WHAT NEEDS TO BE DONE:
Reproduce the lines from the one containing "list each element" through the one containing "data-point (544, 301, 551, 308)", inclusive, changing "y-tick-label" to "y-axis-tick" and leaving everything else as it is. Omit the pictures from your answer.

DATA FOR PROCESSING:
+ + +
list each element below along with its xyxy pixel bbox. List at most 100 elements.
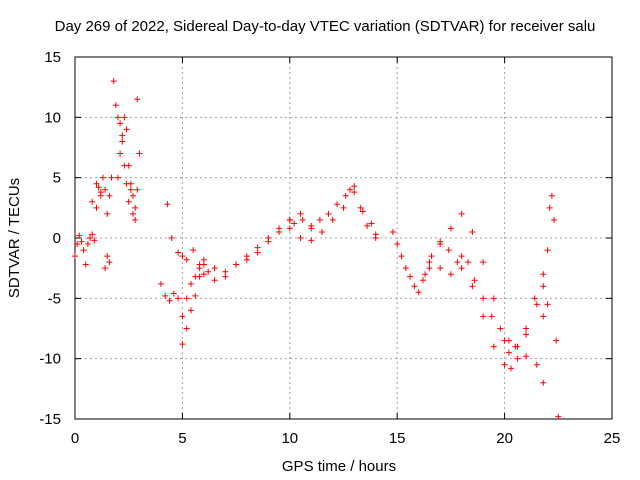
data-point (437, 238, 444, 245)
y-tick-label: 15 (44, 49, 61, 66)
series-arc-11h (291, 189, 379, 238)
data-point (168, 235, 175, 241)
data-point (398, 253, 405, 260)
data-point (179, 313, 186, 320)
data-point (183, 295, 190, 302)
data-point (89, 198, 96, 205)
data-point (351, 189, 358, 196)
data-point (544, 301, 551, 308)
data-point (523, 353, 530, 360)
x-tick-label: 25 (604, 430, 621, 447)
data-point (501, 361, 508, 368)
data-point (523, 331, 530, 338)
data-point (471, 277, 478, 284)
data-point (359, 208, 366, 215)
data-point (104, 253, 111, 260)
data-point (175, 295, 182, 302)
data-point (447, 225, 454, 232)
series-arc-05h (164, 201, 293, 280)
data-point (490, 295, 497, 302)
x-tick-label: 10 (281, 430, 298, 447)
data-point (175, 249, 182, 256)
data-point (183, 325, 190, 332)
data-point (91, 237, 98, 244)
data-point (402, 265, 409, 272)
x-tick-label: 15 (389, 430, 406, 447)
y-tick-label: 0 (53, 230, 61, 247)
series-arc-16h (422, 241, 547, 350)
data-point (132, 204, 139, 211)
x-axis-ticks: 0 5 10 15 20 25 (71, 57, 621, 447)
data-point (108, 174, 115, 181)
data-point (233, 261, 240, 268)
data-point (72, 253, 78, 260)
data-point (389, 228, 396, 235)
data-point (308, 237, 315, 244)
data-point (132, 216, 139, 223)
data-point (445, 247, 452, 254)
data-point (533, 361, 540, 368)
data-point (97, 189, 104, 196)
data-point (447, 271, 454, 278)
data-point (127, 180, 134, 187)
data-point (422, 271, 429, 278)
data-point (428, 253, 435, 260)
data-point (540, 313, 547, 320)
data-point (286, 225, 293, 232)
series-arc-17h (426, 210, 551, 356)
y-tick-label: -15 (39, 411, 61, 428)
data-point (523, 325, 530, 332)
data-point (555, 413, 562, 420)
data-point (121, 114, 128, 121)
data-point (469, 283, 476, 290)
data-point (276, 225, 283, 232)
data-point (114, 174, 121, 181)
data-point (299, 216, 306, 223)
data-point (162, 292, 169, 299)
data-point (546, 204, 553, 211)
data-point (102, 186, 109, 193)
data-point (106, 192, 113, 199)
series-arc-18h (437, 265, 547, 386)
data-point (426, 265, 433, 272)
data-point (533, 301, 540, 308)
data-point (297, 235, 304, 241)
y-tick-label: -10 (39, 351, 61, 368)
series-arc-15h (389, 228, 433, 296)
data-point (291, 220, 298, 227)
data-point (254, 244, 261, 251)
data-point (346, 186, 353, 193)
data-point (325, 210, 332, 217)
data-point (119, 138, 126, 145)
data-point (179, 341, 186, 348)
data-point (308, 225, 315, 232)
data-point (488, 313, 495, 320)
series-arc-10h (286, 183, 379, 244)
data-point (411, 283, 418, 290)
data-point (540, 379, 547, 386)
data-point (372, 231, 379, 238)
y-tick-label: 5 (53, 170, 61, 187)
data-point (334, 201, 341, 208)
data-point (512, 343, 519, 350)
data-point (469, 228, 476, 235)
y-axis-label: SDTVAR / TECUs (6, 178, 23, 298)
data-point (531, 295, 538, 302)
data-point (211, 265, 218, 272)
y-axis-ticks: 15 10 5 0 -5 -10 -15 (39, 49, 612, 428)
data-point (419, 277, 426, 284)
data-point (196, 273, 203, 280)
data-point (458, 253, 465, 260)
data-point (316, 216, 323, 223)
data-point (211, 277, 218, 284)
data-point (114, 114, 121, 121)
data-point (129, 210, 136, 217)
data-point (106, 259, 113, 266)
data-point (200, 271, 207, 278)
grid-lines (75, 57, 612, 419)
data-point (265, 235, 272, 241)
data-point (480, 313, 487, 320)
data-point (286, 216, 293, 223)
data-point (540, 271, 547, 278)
+ + +
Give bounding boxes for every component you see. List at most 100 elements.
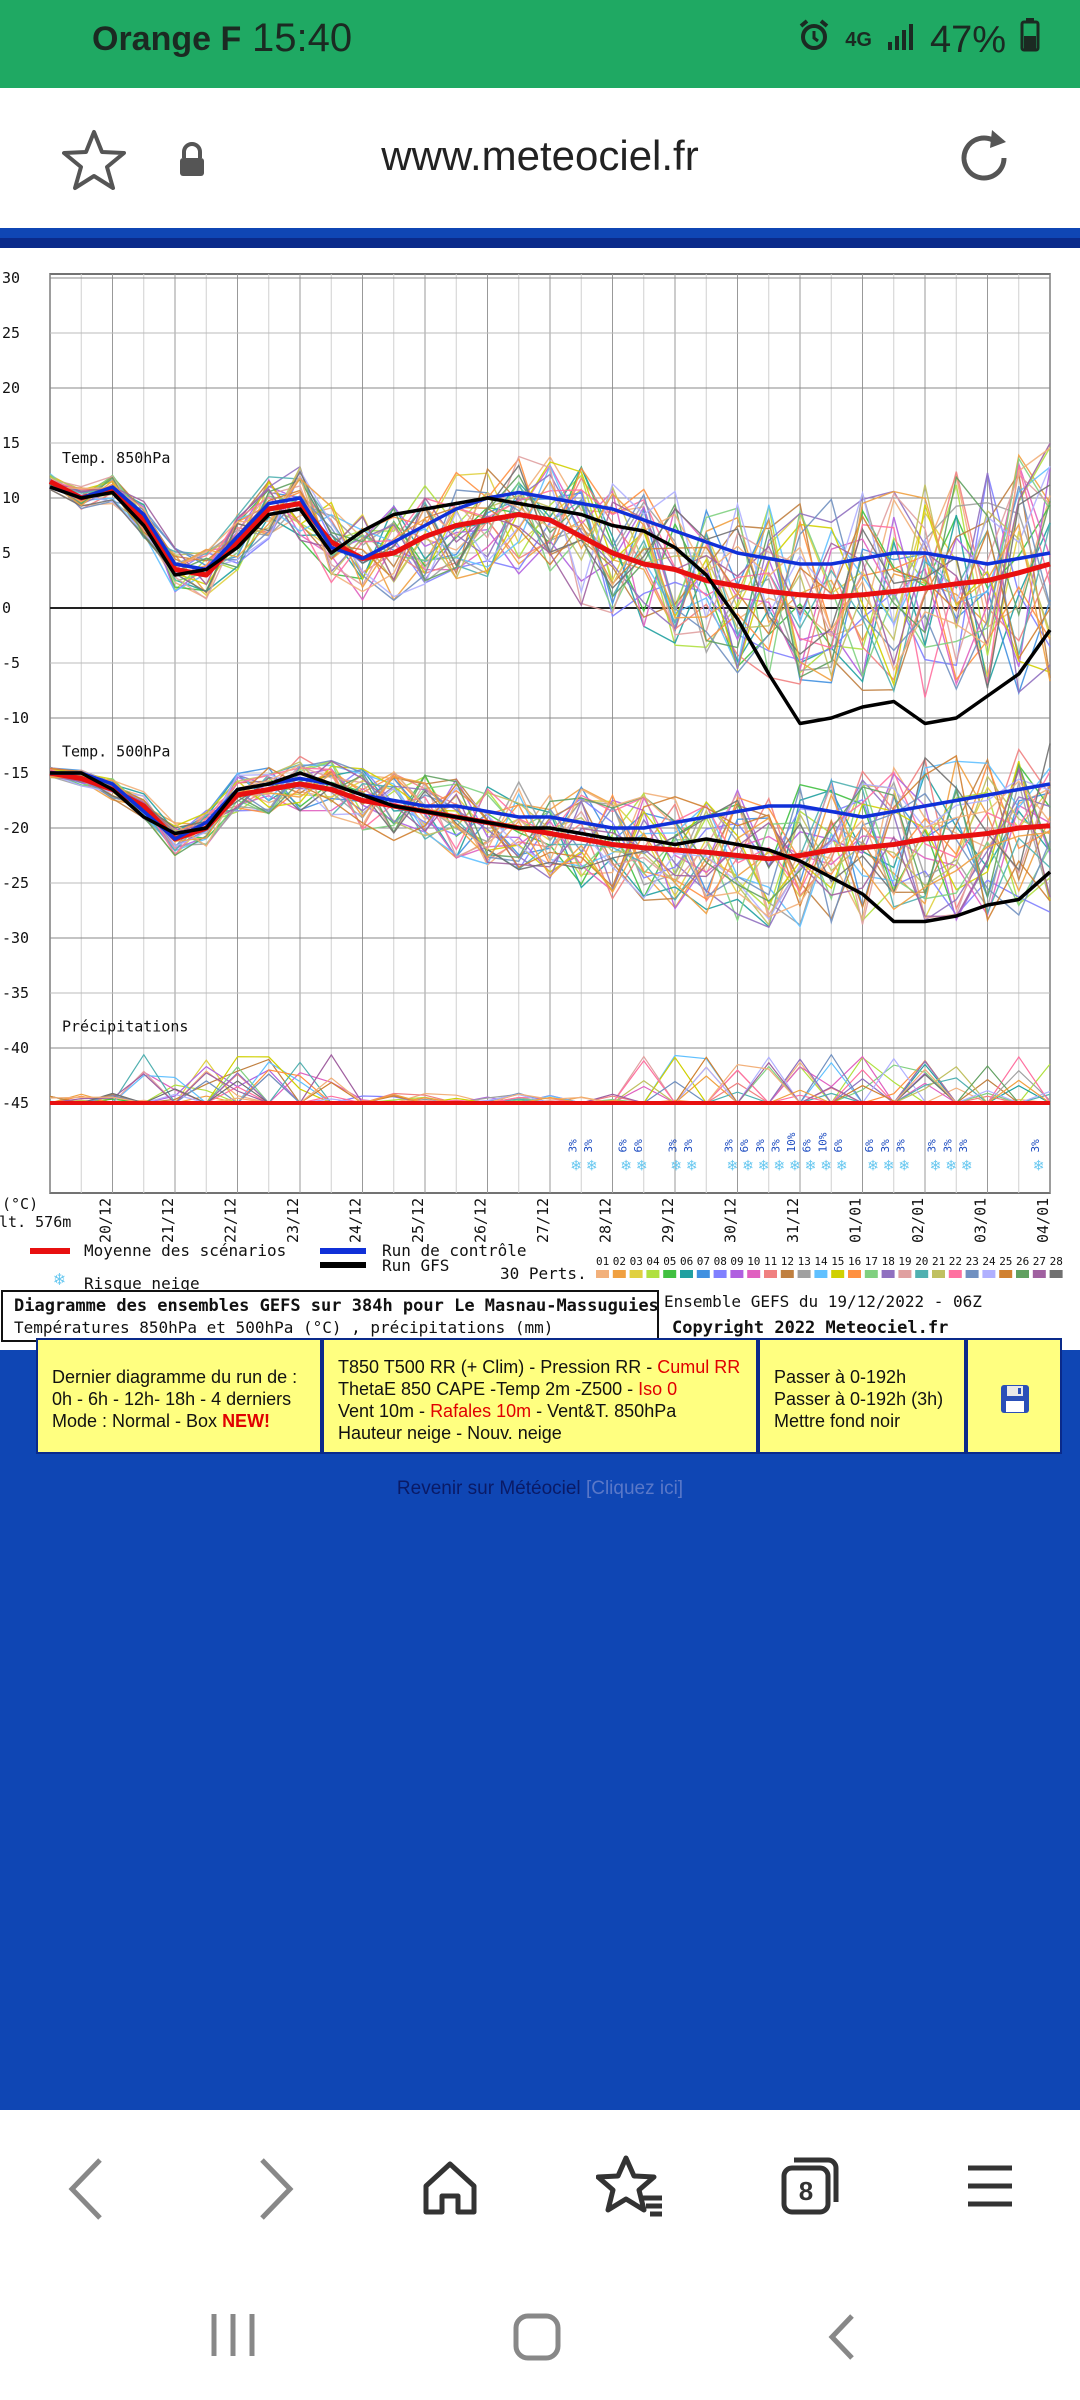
+ + +
PROBLEM SOLUTION:
list each element below along with its xyxy pixel bbox. List at most 100 elements.
data-point (437, 238, 444, 245)
y-axis-tick: 15 (44, 49, 61, 66)
series-arc-11h (291, 189, 379, 238)
data-point (168, 235, 175, 241)
data-point (398, 253, 405, 260)
data-point (179, 313, 186, 320)
data-point (183, 295, 190, 302)
data-point (89, 198, 96, 205)
data-point (351, 189, 358, 196)
data-point (544, 301, 551, 308)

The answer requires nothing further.